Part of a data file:

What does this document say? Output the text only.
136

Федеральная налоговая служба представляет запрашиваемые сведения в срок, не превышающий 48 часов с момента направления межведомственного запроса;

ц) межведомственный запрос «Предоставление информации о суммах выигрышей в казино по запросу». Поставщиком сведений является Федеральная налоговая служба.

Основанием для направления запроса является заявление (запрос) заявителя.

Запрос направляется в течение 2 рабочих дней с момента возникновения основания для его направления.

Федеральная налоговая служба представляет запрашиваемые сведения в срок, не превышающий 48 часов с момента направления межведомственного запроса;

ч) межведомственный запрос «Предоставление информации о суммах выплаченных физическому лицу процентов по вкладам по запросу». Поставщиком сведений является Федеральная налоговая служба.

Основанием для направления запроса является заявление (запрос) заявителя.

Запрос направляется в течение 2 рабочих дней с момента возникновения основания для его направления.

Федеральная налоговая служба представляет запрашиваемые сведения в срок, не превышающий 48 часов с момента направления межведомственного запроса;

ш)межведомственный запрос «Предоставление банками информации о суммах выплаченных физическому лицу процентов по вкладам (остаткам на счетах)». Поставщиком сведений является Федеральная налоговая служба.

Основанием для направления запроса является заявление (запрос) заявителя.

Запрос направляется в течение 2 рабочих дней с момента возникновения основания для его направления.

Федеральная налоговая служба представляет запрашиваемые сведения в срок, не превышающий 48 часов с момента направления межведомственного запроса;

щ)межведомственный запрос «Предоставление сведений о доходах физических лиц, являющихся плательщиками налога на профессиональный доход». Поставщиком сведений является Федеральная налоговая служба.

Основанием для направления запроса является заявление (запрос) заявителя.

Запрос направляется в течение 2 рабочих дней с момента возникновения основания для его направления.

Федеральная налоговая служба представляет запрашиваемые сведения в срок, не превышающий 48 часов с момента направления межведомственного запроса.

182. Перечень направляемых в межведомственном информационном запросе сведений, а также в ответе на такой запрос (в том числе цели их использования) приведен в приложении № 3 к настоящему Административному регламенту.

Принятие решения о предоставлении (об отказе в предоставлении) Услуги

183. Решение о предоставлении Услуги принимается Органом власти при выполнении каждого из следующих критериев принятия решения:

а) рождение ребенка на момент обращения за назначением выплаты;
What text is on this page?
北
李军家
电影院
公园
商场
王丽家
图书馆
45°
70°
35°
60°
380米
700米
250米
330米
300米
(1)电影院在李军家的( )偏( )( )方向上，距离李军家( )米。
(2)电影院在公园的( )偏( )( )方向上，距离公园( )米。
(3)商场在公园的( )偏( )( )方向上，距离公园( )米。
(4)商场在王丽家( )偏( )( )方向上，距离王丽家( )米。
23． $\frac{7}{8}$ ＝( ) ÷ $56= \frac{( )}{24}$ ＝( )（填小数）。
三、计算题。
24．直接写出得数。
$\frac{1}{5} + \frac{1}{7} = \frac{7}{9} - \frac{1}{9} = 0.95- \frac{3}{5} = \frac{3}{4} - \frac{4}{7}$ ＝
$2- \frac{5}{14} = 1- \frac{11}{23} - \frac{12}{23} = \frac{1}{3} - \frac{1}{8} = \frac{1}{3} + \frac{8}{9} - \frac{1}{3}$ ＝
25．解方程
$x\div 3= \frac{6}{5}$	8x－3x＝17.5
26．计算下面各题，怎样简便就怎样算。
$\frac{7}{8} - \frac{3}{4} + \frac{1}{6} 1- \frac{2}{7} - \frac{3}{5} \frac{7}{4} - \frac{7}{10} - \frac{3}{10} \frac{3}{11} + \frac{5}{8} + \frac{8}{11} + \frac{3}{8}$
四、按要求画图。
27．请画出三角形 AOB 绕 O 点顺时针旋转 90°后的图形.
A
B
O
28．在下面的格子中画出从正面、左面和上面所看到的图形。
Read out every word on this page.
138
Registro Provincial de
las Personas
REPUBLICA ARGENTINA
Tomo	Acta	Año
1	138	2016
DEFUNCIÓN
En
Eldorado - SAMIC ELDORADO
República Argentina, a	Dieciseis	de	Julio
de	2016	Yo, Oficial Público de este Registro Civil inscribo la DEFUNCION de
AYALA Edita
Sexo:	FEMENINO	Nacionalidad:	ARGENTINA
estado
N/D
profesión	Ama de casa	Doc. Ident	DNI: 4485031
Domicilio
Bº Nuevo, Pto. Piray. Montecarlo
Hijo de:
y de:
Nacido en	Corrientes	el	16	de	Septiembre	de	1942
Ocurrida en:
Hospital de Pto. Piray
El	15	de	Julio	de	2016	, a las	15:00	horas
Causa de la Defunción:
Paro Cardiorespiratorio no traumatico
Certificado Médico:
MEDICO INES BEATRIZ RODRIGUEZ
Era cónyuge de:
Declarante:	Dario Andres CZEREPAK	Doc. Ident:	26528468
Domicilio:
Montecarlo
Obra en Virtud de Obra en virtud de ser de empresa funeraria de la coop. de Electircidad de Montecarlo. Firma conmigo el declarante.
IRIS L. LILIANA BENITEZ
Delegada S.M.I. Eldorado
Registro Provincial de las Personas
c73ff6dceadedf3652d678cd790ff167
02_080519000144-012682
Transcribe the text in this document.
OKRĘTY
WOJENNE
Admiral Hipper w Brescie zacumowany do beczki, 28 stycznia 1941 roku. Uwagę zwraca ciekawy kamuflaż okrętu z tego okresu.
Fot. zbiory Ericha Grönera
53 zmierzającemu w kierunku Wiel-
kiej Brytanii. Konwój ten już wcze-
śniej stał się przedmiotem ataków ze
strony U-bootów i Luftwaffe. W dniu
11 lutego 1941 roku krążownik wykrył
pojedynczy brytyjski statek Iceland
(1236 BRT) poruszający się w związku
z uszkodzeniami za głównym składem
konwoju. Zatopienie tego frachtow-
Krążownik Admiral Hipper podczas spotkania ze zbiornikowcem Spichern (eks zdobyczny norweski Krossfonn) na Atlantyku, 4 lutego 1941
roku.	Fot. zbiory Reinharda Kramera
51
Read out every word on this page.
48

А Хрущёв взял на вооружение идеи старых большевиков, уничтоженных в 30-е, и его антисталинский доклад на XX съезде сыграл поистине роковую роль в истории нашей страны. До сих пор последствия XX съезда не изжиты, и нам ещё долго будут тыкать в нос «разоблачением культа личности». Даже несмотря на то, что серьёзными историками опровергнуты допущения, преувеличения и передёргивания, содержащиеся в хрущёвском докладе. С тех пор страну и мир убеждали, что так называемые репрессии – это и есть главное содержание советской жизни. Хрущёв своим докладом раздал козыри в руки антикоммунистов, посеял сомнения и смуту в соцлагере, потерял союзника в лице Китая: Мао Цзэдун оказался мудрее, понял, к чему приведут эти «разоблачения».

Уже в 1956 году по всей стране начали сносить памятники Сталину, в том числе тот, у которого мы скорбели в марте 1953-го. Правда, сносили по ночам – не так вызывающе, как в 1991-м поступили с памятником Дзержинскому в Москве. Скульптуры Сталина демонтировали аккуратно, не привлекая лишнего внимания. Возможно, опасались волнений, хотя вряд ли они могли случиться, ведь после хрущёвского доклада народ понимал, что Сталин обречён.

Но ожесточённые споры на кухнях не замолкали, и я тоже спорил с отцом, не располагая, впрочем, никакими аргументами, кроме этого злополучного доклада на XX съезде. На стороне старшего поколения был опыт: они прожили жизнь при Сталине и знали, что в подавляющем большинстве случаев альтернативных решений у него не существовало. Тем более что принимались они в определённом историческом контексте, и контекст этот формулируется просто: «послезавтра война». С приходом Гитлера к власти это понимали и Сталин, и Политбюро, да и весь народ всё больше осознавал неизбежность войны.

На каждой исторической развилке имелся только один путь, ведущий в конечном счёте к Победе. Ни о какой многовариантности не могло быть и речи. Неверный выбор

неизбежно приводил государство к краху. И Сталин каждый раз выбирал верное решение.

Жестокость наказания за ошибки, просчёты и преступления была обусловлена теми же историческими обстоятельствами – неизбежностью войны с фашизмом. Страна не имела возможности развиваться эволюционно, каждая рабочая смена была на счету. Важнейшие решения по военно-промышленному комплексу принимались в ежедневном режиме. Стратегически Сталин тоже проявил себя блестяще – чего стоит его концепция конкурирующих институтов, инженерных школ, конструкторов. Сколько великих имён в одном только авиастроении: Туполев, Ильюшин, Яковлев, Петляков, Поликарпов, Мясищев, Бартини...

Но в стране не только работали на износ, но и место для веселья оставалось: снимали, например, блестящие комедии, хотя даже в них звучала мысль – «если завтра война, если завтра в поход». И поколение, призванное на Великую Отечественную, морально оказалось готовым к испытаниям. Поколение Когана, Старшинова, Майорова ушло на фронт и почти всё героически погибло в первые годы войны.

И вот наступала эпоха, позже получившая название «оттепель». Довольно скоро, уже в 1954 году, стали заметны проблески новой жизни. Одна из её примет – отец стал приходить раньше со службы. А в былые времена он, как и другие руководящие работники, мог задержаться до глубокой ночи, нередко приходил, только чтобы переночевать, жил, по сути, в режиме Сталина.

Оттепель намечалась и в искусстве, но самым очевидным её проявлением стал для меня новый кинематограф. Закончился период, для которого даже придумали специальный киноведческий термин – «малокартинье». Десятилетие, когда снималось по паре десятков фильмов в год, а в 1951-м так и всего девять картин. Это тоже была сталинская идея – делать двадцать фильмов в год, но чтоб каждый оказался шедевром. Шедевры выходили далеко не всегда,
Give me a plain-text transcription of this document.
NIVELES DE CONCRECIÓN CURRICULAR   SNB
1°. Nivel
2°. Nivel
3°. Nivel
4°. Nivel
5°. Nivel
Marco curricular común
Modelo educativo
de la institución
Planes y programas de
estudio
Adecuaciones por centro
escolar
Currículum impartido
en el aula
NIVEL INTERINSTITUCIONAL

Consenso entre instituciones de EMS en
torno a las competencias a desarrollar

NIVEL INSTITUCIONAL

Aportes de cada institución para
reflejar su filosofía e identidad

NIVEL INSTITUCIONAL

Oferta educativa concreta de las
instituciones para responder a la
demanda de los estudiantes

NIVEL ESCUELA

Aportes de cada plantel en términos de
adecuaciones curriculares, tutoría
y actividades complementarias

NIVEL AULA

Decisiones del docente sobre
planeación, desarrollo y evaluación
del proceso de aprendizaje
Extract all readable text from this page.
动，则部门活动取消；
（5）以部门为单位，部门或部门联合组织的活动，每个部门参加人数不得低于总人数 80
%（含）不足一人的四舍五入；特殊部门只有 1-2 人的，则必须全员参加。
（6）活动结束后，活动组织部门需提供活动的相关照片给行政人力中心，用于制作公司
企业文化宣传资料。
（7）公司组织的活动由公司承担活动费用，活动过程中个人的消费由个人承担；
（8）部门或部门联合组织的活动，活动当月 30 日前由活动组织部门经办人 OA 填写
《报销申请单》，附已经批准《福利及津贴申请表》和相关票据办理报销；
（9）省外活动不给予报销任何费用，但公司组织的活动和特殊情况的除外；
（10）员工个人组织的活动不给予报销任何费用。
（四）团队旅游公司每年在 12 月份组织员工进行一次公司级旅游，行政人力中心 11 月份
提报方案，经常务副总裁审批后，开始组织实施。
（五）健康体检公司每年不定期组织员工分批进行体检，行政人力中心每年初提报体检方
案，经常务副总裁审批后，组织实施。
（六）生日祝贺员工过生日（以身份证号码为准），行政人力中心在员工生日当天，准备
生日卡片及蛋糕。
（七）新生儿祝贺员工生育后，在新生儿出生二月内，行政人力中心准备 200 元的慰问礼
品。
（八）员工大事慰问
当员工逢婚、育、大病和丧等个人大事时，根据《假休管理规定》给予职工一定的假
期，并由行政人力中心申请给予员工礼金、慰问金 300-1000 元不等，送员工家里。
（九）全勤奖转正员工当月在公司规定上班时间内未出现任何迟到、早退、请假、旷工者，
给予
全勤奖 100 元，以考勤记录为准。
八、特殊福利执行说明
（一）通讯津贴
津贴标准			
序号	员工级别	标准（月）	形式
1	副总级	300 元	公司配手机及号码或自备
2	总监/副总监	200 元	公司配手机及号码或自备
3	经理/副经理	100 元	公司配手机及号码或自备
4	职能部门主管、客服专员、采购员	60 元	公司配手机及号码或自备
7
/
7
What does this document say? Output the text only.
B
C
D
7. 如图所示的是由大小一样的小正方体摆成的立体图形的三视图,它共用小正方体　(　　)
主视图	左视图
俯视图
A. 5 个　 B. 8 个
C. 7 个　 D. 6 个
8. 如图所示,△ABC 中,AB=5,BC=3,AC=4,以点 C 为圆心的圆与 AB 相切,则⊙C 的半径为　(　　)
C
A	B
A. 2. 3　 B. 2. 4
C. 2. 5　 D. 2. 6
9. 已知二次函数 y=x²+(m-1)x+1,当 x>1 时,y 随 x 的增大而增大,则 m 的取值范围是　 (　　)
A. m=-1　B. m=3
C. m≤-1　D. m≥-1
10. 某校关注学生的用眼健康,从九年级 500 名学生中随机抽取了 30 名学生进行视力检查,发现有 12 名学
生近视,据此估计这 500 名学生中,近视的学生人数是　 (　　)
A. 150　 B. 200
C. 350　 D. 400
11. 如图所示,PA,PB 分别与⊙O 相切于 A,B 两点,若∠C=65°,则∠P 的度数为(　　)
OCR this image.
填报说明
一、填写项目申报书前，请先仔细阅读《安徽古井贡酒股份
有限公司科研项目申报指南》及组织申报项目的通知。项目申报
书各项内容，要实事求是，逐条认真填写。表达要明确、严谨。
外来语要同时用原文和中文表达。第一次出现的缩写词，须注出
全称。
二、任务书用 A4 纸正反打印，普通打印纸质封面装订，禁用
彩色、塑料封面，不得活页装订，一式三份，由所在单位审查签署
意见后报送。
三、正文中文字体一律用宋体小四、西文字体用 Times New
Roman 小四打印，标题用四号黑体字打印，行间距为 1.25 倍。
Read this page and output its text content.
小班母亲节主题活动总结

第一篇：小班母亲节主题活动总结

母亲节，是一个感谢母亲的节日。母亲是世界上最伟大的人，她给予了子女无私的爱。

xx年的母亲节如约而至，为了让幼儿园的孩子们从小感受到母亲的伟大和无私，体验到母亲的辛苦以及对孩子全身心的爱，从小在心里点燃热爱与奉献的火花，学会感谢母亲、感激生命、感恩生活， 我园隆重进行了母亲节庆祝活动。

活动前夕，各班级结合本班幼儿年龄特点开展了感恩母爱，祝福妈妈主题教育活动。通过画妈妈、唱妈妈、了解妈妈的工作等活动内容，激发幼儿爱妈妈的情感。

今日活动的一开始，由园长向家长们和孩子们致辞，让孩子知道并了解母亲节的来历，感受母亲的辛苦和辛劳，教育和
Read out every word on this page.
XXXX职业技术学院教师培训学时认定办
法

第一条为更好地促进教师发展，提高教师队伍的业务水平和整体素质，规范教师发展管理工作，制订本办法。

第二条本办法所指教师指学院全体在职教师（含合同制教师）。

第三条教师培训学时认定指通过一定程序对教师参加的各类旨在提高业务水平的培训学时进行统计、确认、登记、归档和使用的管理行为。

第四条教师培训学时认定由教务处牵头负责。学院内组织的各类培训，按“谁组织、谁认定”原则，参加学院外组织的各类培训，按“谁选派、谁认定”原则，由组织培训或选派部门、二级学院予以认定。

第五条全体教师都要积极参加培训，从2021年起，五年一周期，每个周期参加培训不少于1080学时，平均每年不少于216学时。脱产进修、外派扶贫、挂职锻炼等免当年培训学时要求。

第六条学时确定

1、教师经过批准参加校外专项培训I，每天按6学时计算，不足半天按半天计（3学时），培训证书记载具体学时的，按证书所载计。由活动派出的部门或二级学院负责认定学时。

Your objective
Look through the data above. Find each line with the string "межведомственный" and copy it.

Correct answer
ц) межведомственный запрос «Предоставление информации о суммах выигрышей в казино по запросу». Поставщиком сведений является Федеральная налоговая служба.
ч) межведомственный запрос «Предоставление информации о суммах выплаченных физическому лицу процентов по вкладам по запросу». Поставщиком сведений является Федеральная налоговая служба.
ш)межведомственный запрос «Предоставление банками информации о суммах выплаченных физическому лицу процентов по вкладам (остаткам на счетах)». Поставщиком сведений является Федеральная налоговая служба.
щ)межведомственный запрос «Предоставление сведений о доходах физических лиц, являющихся плательщиками налога на профессиональный доход». Поставщиком сведений является Федеральная налоговая служба.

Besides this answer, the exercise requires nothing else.